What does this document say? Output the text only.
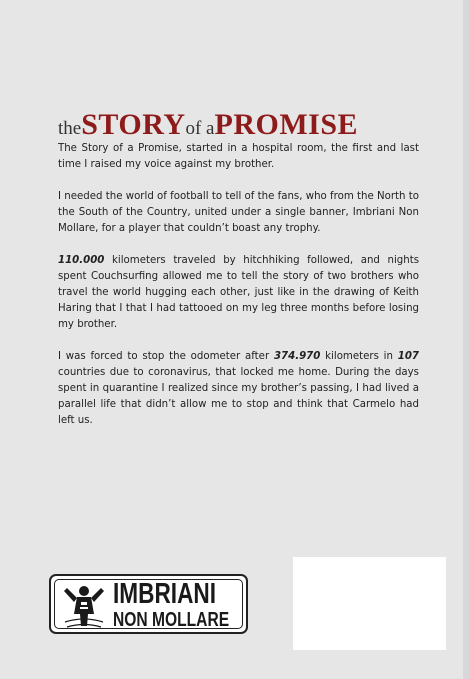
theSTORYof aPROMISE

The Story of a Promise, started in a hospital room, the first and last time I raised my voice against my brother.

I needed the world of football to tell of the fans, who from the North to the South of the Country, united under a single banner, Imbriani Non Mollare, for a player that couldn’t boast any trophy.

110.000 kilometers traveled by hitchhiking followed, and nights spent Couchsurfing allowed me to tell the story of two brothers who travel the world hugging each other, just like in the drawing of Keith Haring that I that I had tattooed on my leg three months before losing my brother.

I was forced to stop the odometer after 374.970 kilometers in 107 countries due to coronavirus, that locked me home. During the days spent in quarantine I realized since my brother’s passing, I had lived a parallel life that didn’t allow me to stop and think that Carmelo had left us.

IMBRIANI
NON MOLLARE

----------------

• _Prompt_
Go through the material above and retype every line exactly, without the images.

• _Result of the task_
What does this document say? Output the text only.
theSTORYof aPROMISE

The Story of a Promise, started in a hospital room, the first and last time I raised my voice against my brother.

I needed the world of football to tell of the fans, who from the North to the South of the Country, united under a single banner, Imbriani Non Mollare, for a player that couldn’t boast any trophy.

110.000 kilometers traveled by hitchhiking followed, and nights spent Couchsurfing allowed me to tell the story of two brothers who travel the world hugging each other, just like in the drawing of Keith Haring that I that I had tattooed on my leg three months before losing my brother.

I was forced to stop the odometer after 374.970 kilometers in 107 countries due to coronavirus, that locked me home. During the days spent in quarantine I realized since my brother’s passing, I had lived a parallel life that didn’t allow me to stop and think that Carmelo had left us.

IMBRIANI
NON MOLLARE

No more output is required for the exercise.